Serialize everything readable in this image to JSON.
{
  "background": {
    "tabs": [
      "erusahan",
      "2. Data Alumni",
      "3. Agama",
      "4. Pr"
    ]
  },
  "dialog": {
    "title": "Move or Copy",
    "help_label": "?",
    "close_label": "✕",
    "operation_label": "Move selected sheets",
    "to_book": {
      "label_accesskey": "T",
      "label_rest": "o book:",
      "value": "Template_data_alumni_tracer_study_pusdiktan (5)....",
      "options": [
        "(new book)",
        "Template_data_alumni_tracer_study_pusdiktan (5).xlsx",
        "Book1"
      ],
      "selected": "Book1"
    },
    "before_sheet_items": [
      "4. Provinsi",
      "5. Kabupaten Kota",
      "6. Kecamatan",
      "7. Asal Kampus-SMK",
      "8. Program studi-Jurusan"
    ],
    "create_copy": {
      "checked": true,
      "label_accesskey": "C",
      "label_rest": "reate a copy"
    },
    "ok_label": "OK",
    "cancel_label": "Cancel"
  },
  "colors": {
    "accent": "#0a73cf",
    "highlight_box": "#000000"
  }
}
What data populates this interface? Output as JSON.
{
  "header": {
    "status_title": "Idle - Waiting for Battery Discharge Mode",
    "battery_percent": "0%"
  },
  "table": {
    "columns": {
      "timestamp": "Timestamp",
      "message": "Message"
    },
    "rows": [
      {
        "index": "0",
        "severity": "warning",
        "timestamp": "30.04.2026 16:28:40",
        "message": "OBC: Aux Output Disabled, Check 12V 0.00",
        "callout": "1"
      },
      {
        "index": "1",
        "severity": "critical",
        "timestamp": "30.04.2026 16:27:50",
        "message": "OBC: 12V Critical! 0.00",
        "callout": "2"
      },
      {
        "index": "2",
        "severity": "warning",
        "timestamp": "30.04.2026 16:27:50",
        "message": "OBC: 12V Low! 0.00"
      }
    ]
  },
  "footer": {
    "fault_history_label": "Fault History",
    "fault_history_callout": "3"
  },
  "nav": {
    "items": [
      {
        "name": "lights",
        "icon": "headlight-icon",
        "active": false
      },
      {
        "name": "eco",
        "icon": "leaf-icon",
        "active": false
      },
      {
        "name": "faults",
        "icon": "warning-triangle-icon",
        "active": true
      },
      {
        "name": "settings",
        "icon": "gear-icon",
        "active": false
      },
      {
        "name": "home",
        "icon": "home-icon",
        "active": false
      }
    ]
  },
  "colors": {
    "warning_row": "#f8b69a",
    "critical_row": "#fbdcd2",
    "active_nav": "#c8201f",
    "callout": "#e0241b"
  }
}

◇ ◇ ◇ ◇ ◇ ◇ ◇

# Written task
Each record above should be output again exactly.

# Exercise response
Serialize everything readable in this image to JSON.
{
  "background": {
    "tabs": [
      "erusahan",
      "2. Data Alumni",
      "3. Agama",
      "4. Pr"
    ]
  },
  "dialog": {
    "title": "Move or Copy",
    "help_label": "?",
    "close_label": "✕",
    "operation_label": "Move selected sheets",
    "to_book": {
      "label_accesskey": "T",
      "label_rest": "o book:",
      "value": "Template_data_alumni_tracer_study_pusdiktan (5)....",
      "options": [
        "(new book)",
        "Template_data_alumni_tracer_study_pusdiktan (5).xlsx",
        "Book1"
      ],
      "selected": "Book1"
    },
    "before_sheet_items": [
      "4. Provinsi",
      "5. Kabupaten Kota",
      "6. Kecamatan",
      "7. Asal Kampus-SMK",
      "8. Program studi-Jurusan"
    ],
    "create_copy": {
      "checked": true,
      "label_accesskey": "C",
      "label_rest": "reate a copy"
    },
    "ok_label": "OK",
    "cancel_label": "Cancel"
  },
  "colors": {
    "accent": "#0a73cf",
    "highlight_box": "#000000"
  }
}
What data populates this interface? Output as JSON.
{
  "header": {
    "status_title": "Idle - Waiting for Battery Discharge Mode",
    "battery_percent": "0%"
  },
  "table": {
    "columns": {
      "timestamp": "Timestamp",
      "message": "Message"
    },
    "rows": [
      {
        "index": "0",
        "severity": "warning",
        "timestamp": "30.04.2026 16:28:40",
        "message": "OBC: Aux Output Disabled, Check 12V 0.00",
        "callout": "1"
      },
      {
        "index": "1",
        "severity": "critical",
        "timestamp": "30.04.2026 16:27:50",
        "message": "OBC: 12V Critical! 0.00",
        "callout": "2"
      },
      {
        "index": "2",
        "severity": "warning",
        "timestamp": "30.04.2026 16:27:50",
        "message": "OBC: 12V Low! 0.00"
      }
    ]
  },
  "footer": {
    "fault_history_label": "Fault History",
    "fault_history_callout": "3"
  },
  "nav": {
    "items": [
      {
        "name": "lights",
        "icon": "headlight-icon",
        "active": false
      },
      {
        "name": "eco",
        "icon": "leaf-icon",
        "active": false
      },
      {
        "name": "faults",
        "icon": "warning-triangle-icon",
        "active": true
      },
      {
        "name": "settings",
        "icon": "gear-icon",
        "active": false
      },
      {
        "name": "home",
        "icon": "home-icon",
        "active": false
      }
    ]
  },
  "colors": {
    "warning_row": "#f8b69a",
    "critical_row": "#fbdcd2",
    "active_nav": "#c8201f",
    "callout": "#e0241b"
  }
}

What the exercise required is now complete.